(Stored entries)
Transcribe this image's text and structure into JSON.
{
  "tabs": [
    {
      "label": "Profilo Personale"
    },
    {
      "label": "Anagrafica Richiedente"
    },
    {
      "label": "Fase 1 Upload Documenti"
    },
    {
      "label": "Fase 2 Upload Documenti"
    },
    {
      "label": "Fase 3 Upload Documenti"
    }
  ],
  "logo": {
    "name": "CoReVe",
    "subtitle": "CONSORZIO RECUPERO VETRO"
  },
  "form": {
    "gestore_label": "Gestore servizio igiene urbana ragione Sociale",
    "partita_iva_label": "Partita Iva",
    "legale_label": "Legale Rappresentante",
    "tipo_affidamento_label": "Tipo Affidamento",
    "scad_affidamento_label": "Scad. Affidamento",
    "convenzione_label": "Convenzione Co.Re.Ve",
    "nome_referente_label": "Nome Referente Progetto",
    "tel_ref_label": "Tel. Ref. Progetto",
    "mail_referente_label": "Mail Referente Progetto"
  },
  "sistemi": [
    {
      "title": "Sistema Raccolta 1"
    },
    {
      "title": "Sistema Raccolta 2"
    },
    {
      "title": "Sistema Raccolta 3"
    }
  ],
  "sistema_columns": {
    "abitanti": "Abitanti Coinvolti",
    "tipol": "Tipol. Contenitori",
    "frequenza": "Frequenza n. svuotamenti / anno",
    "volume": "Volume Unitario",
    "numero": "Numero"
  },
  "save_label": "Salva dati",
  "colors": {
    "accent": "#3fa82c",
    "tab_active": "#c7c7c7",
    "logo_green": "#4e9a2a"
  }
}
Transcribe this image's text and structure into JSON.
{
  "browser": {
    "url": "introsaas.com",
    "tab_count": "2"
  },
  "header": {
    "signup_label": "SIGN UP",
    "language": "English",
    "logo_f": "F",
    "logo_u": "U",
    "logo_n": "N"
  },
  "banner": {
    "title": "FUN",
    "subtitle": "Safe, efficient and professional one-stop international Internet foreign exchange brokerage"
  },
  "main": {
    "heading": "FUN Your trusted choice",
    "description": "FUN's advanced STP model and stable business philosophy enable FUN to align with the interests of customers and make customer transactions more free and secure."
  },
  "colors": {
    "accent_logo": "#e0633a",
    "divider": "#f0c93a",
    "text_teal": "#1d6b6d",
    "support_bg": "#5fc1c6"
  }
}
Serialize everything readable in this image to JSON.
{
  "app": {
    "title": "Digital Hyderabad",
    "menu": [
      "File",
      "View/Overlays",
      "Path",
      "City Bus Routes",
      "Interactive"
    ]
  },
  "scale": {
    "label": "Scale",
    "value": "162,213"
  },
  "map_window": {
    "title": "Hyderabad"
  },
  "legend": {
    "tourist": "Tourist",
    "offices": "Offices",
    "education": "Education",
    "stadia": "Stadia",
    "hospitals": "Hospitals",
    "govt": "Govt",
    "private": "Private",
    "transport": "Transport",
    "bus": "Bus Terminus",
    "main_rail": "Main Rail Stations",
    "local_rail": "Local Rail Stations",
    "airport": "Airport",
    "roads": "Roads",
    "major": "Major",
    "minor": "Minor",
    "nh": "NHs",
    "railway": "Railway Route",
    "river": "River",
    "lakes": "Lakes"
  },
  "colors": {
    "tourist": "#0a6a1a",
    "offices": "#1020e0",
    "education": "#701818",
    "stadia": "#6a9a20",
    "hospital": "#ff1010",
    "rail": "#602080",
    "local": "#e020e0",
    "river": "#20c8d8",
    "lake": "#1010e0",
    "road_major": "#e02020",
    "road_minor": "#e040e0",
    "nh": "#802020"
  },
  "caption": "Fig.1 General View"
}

TASK GOAL: Looking at the records above, work out how many lines include the word "View", then give that number by itself.

TASK SOLUTION: 2